Data in this exercise ▸
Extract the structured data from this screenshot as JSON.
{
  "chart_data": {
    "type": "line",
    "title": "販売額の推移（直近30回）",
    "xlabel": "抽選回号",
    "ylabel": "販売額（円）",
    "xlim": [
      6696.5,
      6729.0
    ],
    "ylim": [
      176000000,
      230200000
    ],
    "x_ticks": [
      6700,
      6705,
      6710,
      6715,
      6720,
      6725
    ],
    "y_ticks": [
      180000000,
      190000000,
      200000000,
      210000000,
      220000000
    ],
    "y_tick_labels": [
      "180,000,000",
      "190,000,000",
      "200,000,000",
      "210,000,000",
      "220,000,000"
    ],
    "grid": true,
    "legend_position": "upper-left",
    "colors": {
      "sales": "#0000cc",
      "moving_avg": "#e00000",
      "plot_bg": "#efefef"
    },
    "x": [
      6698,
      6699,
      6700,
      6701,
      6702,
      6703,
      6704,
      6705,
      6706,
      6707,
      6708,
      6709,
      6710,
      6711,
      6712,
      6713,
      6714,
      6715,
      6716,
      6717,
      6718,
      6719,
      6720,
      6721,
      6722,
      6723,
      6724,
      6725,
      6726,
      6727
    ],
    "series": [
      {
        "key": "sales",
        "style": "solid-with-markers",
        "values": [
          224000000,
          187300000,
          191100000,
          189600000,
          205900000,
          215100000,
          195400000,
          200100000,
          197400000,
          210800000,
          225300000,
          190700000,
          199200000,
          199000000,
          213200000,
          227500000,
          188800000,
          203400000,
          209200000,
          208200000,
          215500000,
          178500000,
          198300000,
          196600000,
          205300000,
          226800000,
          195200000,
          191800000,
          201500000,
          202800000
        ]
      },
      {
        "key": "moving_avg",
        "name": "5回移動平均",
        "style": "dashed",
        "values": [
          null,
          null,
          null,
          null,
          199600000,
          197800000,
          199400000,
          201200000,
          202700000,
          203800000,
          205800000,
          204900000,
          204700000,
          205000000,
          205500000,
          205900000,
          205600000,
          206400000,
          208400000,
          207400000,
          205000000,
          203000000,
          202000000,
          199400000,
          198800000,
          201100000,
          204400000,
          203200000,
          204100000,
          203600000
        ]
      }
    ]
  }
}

Problem to solve ▸
Restate each of the entries above verbatim.

In response ▸
Extract the structured data from this screenshot as JSON.
{
  "chart_data": {
    "type": "line",
    "title": "販売額の推移（直近30回）",
    "xlabel": "抽選回号",
    "ylabel": "販売額（円）",
    "xlim": [
      6696.5,
      6729.0
    ],
    "ylim": [
      176000000,
      230200000
    ],
    "x_ticks": [
      6700,
      6705,
      6710,
      6715,
      6720,
      6725
    ],
    "y_ticks": [
      180000000,
      190000000,
      200000000,
      210000000,
      220000000
    ],
    "y_tick_labels": [
      "180,000,000",
      "190,000,000",
      "200,000,000",
      "210,000,000",
      "220,000,000"
    ],
    "grid": true,
    "legend_position": "upper-left",
    "colors": {
      "sales": "#0000cc",
      "moving_avg": "#e00000",
      "plot_bg": "#efefef"
    },
    "x": [
      6698,
      6699,
      6700,
      6701,
      6702,
      6703,
      6704,
      6705,
      6706,
      6707,
      6708,
      6709,
      6710,
      6711,
      6712,
      6713,
      6714,
      6715,
      6716,
      6717,
      6718,
      6719,
      6720,
      6721,
      6722,
      6723,
      6724,
      6725,
      6726,
      6727
    ],
    "series": [
      {
        "key": "sales",
        "style": "solid-with-markers",
        "values": [
          224000000,
          187300000,
          191100000,
          189600000,
          205900000,
          215100000,
          195400000,
          200100000,
          197400000,
          210800000,
          225300000,
          190700000,
          199200000,
          199000000,
          213200000,
          227500000,
          188800000,
          203400000,
          209200000,
          208200000,
          215500000,
          178500000,
          198300000,
          196600000,
          205300000,
          226800000,
          195200000,
          191800000,
          201500000,
          202800000
        ]
      },
      {
        "key": "moving_avg",
        "name": "5回移動平均",
        "style": "dashed",
        "values": [
          null,
          null,
          null,
          null,
          199600000,
          197800000,
          199400000,
          201200000,
          202700000,
          203800000,
          205800000,
          204900000,
          204700000,
          205000000,
          205500000,
          205900000,
          205600000,
          206400000,
          208400000,
          207400000,
          205000000,
          203000000,
          202000000,
          199400000,
          198800000,
          201100000,
          204400000,
          203200000,
          204100000,
          203600000
        ]
      }
    ]
  }
}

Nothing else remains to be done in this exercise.